Task instructions = A verbatim copy of the records is required, with all pictures left out.

Dataset records =
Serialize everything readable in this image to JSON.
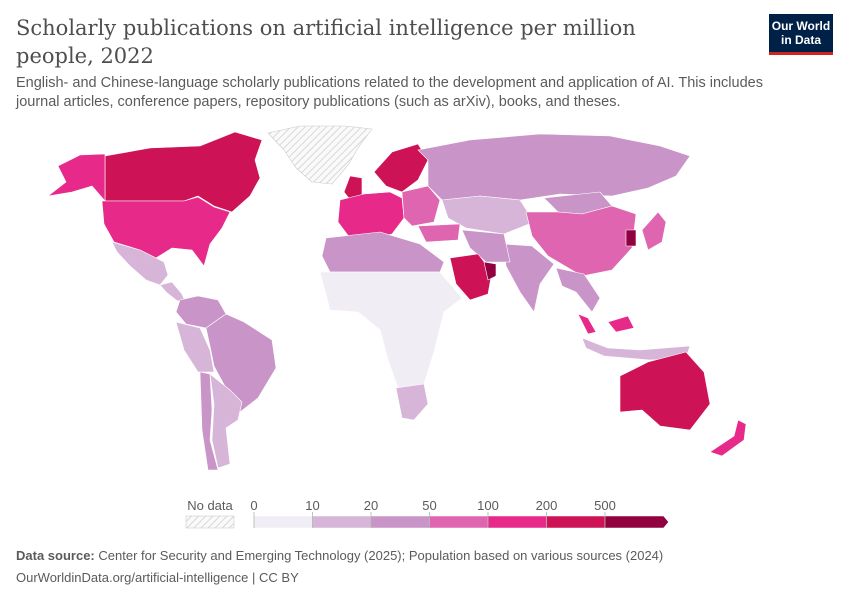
{
  "header": {
    "title": "Scholarly publications on artificial intelligence per million people, 2022",
    "subtitle": "English- and Chinese-language scholarly publications related to the development and application of AI. This includes journal articles, conference papers, repository publications (such as arXiv), books, and theses.",
    "logo_line1": "Our World",
    "logo_line2": "in Data"
  },
  "chart_data": {
    "type": "map",
    "title": "Scholarly publications on artificial intelligence per million people, 2022",
    "legend": {
      "placement": "bottom",
      "no_data_label": "No data",
      "no_data_pattern": "hatched grey",
      "ticks": [
        "0",
        "10",
        "20",
        "50",
        "100",
        "200",
        "500"
      ],
      "bins": [
        {
          "range": "0-10",
          "color": "#f1edf5"
        },
        {
          "range": "10-20",
          "color": "#d7b5d8"
        },
        {
          "range": "20-50",
          "color": "#c994c7"
        },
        {
          "range": "50-100",
          "color": "#df65b0"
        },
        {
          "range": "100-200",
          "color": "#e7298a"
        },
        {
          "range": "200-500",
          "color": "#ce1256"
        },
        {
          "range": "500+",
          "color": "#91003f"
        }
      ]
    },
    "regions": {
      "greenland": "no data",
      "canada": "200-500",
      "alaska": "100-200",
      "usa": "100-200",
      "mexico": "10-20",
      "central-america": "10-20",
      "colombia-venezuela": "20-50",
      "brazil": "20-50",
      "peru-bolivia": "10-20",
      "chile": "20-50",
      "argentina": "10-20",
      "uk": "200-500",
      "scandinavia": "200-500",
      "western-europe": "100-200",
      "eastern-europe": "50-100",
      "russia": "20-50",
      "central-asia": "10-20",
      "mongolia": "20-50",
      "china": "50-100",
      "india": "20-50",
      "iran": "20-50",
      "turkey": "50-100",
      "saudi-arabia": "200-500",
      "uae": "500+",
      "north-africa": "20-50",
      "sub-saharan-africa": "0-10",
      "south-africa": "10-20",
      "japan": "50-100",
      "south-korea": "500+",
      "mainland-southeast-asia": "20-50",
      "malaysia": "100-200",
      "indonesia": "10-20",
      "australia": "200-500",
      "new-zealand": "100-200"
    }
  },
  "footer": {
    "source_label": "Data source:",
    "source_text": "Center for Security and Emerging Technology (2025); Population based on various sources (2024)",
    "url": "OurWorldinData.org/artificial-intelligence | CC BY"
  }
}
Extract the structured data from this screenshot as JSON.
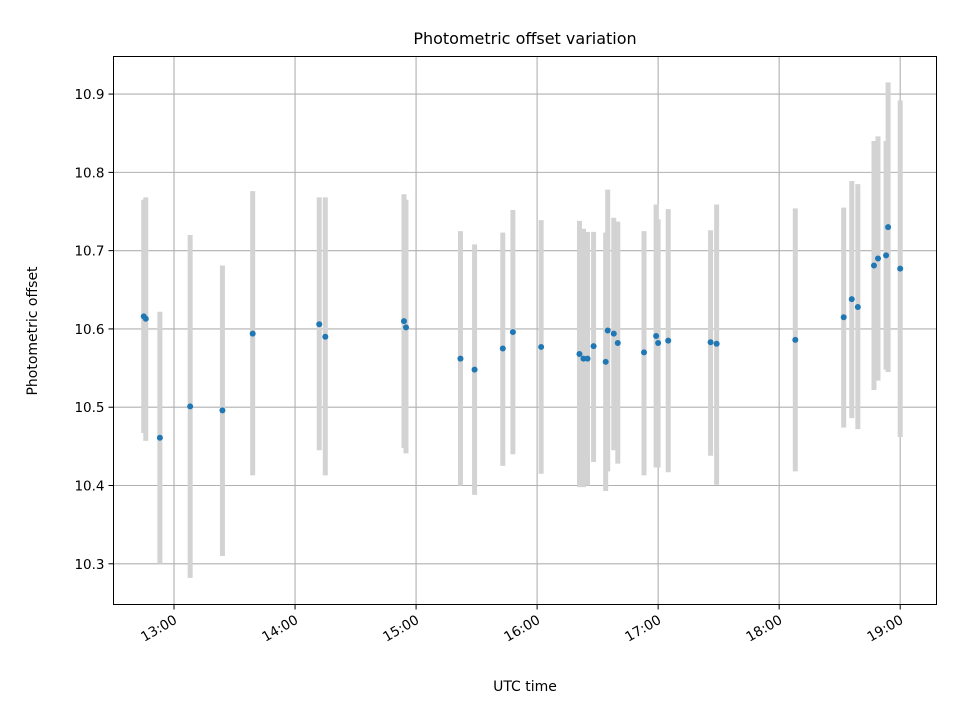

Solution =
Serialize everything readable in this image to JSON.
{
  "header": {
    "title": "Scholarly publications on artificial intelligence per million people, 2022",
    "subtitle": "English- and Chinese-language scholarly publications related to the development and application of AI. This includes journal articles, conference papers, repository publications (such as arXiv), books, and theses.",
    "logo_line1": "Our World",
    "logo_line2": "in Data"
  },
  "chart_data": {
    "type": "map",
    "title": "Scholarly publications on artificial intelligence per million people, 2022",
    "legend": {
      "placement": "bottom",
      "no_data_label": "No data",
      "no_data_pattern": "hatched grey",
      "ticks": [
        "0",
        "10",
        "20",
        "50",
        "100",
        "200",
        "500"
      ],
      "bins": [
        {
          "range": "0-10",
          "color": "#f1edf5"
        },
        {
          "range": "10-20",
          "color": "#d7b5d8"
        },
        {
          "range": "20-50",
          "color": "#c994c7"
        },
        {
          "range": "50-100",
          "color": "#df65b0"
        },
        {
          "range": "100-200",
          "color": "#e7298a"
        },
        {
          "range": "200-500",
          "color": "#ce1256"
        },
        {
          "range": "500+",
          "color": "#91003f"
        }
      ]
    },
    "regions": {
      "greenland": "no data",
      "canada": "200-500",
      "alaska": "100-200",
      "usa": "100-200",
      "mexico": "10-20",
      "central-america": "10-20",
      "colombia-venezuela": "20-50",
      "brazil": "20-50",
      "peru-bolivia": "10-20",
      "chile": "20-50",
      "argentina": "10-20",
      "uk": "200-500",
      "scandinavia": "200-500",
      "western-europe": "100-200",
      "eastern-europe": "50-100",
      "russia": "20-50",
      "central-asia": "10-20",
      "mongolia": "20-50",
      "china": "50-100",
      "india": "20-50",
      "iran": "20-50",
      "turkey": "50-100",
      "saudi-arabia": "200-500",
      "uae": "500+",
      "north-africa": "20-50",
      "sub-saharan-africa": "0-10",
      "south-africa": "10-20",
      "japan": "50-100",
      "south-korea": "500+",
      "mainland-southeast-asia": "20-50",
      "malaysia": "100-200",
      "indonesia": "10-20",
      "australia": "200-500",
      "new-zealand": "100-200"
    }
  },
  "footer": {
    "source_label": "Data source:",
    "source_text": "Center for Security and Emerging Technology (2025); Population based on various sources (2024)",
    "url": "OurWorldinData.org/artificial-intelligence | CC BY"
  }
}
Extract the structured data from this screenshot as JSON.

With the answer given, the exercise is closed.